EXTRACT TO READ -
+++
Take my most recent revision of my novel. When I opened the manuscript sent back to me by my agent, Sarah Heller, with line edits, it looked like half of it was gone. Red lines through close to 80 pages told me that no matter how delicious or pretty, what I deemed sophisticated turns of phrase, incandescent imagery, and character-rich spates of dialogue did not advance the story.  "Nothing has happened by page 150," Sarah told me. "Young adults don't give a s*** about this scene, that bit, this part.."

I'm an abuser of the editorial comment. I must be contained, if not squeezed into silence. What was it I was preaching in 2008 about my art of editorializing?

So I opened a new Word doc titled "Excess" (I have one for every manuscript of a short story and as many of these as there are drafts of a novel) and dumped about 75 pages of pulp there.
+++
EXCERPTED RECORDS -
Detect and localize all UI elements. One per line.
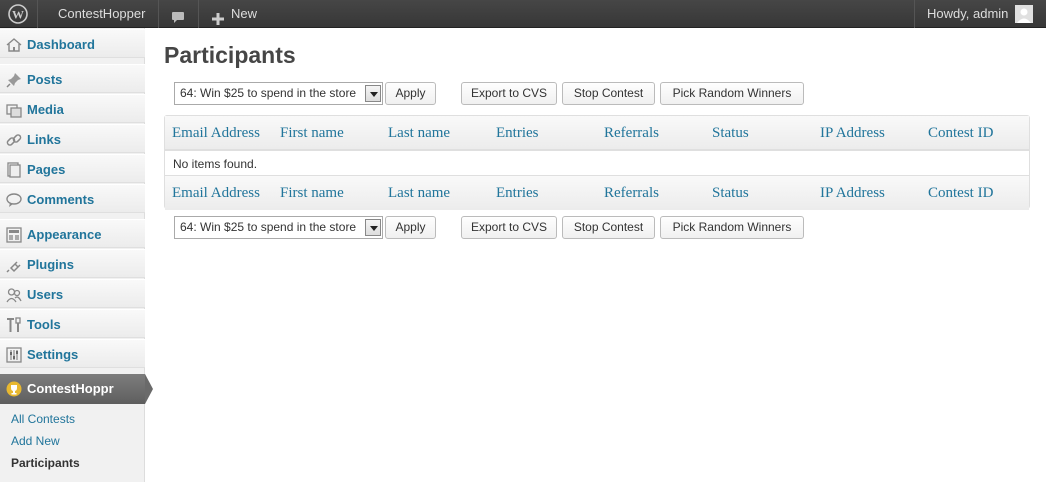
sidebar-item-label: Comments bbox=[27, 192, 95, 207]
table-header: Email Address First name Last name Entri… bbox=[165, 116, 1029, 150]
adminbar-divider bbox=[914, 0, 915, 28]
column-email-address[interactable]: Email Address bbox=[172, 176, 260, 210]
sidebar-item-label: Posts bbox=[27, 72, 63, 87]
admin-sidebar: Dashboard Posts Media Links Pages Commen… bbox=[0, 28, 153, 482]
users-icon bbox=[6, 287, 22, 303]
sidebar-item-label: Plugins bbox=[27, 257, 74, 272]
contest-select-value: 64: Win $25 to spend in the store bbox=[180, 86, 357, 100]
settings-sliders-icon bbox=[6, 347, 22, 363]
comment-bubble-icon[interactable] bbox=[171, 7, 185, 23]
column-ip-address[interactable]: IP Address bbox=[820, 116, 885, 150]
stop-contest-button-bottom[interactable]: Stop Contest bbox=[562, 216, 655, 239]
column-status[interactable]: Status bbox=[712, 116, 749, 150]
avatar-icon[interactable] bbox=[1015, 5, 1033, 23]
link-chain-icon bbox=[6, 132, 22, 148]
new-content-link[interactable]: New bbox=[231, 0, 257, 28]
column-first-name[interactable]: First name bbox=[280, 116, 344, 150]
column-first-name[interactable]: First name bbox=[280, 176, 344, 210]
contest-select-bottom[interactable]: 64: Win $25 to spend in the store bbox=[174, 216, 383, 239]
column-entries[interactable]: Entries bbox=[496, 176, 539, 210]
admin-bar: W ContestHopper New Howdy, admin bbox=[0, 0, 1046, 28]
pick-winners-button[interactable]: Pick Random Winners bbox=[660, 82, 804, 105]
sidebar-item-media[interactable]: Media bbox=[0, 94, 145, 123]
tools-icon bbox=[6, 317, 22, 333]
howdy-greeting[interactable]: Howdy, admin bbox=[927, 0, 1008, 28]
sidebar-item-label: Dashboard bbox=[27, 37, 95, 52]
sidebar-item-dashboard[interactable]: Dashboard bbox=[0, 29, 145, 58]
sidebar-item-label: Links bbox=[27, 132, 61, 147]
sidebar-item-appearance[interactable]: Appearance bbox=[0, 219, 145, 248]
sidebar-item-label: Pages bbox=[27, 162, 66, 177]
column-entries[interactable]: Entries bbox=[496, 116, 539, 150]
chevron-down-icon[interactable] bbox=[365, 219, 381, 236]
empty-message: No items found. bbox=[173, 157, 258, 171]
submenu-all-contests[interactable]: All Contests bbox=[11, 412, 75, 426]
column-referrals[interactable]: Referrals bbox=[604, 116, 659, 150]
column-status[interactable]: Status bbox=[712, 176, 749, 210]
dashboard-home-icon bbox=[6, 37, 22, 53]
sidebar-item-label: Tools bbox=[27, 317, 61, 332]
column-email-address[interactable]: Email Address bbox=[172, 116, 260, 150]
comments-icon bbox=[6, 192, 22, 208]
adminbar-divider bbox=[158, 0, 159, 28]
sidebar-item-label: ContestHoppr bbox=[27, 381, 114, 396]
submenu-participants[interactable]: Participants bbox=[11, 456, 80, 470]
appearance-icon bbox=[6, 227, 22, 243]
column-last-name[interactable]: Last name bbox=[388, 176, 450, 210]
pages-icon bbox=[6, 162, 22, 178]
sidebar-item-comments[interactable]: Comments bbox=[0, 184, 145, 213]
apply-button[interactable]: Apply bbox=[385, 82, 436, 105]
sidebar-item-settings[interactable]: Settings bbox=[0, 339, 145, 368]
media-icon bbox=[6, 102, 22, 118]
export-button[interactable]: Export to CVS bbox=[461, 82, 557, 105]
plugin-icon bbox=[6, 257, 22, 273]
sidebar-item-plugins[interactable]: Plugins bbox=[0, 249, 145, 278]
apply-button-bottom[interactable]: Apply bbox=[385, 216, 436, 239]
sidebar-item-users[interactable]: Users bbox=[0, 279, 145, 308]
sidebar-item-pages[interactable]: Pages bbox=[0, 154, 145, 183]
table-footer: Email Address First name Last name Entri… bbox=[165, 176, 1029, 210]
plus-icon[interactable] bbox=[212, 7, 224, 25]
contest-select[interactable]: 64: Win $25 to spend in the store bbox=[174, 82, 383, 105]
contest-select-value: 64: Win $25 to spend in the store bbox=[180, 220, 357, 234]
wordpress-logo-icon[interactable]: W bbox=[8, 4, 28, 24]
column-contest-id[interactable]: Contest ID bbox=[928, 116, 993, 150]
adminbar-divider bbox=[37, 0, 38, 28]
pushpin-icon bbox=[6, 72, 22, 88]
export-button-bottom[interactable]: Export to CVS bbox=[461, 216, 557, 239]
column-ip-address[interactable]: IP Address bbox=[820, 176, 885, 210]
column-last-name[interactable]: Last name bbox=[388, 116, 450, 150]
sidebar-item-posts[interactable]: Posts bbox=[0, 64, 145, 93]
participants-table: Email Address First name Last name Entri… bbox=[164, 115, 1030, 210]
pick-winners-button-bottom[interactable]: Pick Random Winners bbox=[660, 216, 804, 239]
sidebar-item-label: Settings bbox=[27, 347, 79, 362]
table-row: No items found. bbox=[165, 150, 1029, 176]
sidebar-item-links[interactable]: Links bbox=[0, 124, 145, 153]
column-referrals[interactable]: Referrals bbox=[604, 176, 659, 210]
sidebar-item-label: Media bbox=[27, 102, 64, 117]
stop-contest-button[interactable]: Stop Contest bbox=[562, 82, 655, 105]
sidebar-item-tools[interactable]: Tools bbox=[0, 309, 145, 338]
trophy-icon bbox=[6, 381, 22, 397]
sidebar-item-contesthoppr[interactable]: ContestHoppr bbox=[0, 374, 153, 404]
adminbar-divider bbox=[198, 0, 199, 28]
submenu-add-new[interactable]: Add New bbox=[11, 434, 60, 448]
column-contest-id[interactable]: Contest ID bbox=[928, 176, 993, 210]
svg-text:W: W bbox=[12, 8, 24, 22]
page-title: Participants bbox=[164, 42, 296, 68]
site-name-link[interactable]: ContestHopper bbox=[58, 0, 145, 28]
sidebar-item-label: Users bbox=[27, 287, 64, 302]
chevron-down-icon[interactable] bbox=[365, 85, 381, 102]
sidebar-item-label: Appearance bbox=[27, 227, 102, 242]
+++
BRIEF 1 - Rewrite the passage about revising a novel, starting at "Take my most" and ending at "art of editorializing?", and substitute "draft" for "manuscript".
BRIEF 2 - Continue the passage about revising a novel from its last sentence.

EXPECTED ANSWER 1 -
Take my most recent revision of my novel. When I opened the draft sent back to me by my agent, Sarah Heller, with line edits, it looked like half of it was gone. Red lines through close to 80 pages told me that no matter how delicious or pretty, what I deemed sophisticated turns of phrase, incandescent imagery, and character-rich spates of dialogue did not advance the story.  "Nothing has happened by page 150," Sarah told me. "Young adults don't give a s*** about this scene, that bit, this part.."

I'm an abuser of the editorial comment. I must be contained, if not squeezed into silence. What was it I was preaching in 2008 about my art of editorializing?

EXPECTED ANSWER 2 -
Pulp includes those "telling" words and phrases--lines I deemed witty that only emphasized a point already made. Sarah showed me how I'd already shown things, that the reader gets it, and momentum slows when the supposed darlings stay. My eyes began to see where whole pages were fluff in the way of people getting the story.

Because this was round three for me with agent edits and draft 20-something since I began the novel in December 2009, I felt confident--more like machine than weak, defensive, and emotional writer. In this equation I have become the juicer and though I'm not as sleek or efficient as a Breville, I could juice out a draft worthy of a next read.

Some passages I couldn't part with and my head found a way to make them advance the story (we hope). If Sarah needs to cross through them a second time, then so be it. What is nutritious is in the eye of the agent and the market. YA wants under 75,000 words; YA wants page-turner; YA wants youth focus, not adult focus. My agent pared away the rind and leaves and stalks that I think make fruit oh so pretty.  Because of teen taste. Because we want to sell this thing.

I also find it interesting that the pulp container sometimes catches whole pieces of apple. Maybe because we didn't buy the Cadillac version out there; maybe because the juicer saw a bad part of apple. Who knows. The point is, I'm not going to be digesting that bit; the wilderness that is our yard will. And that's okay. My stomach is only so big; my eyes might want it all, but reality says, all things in moderation.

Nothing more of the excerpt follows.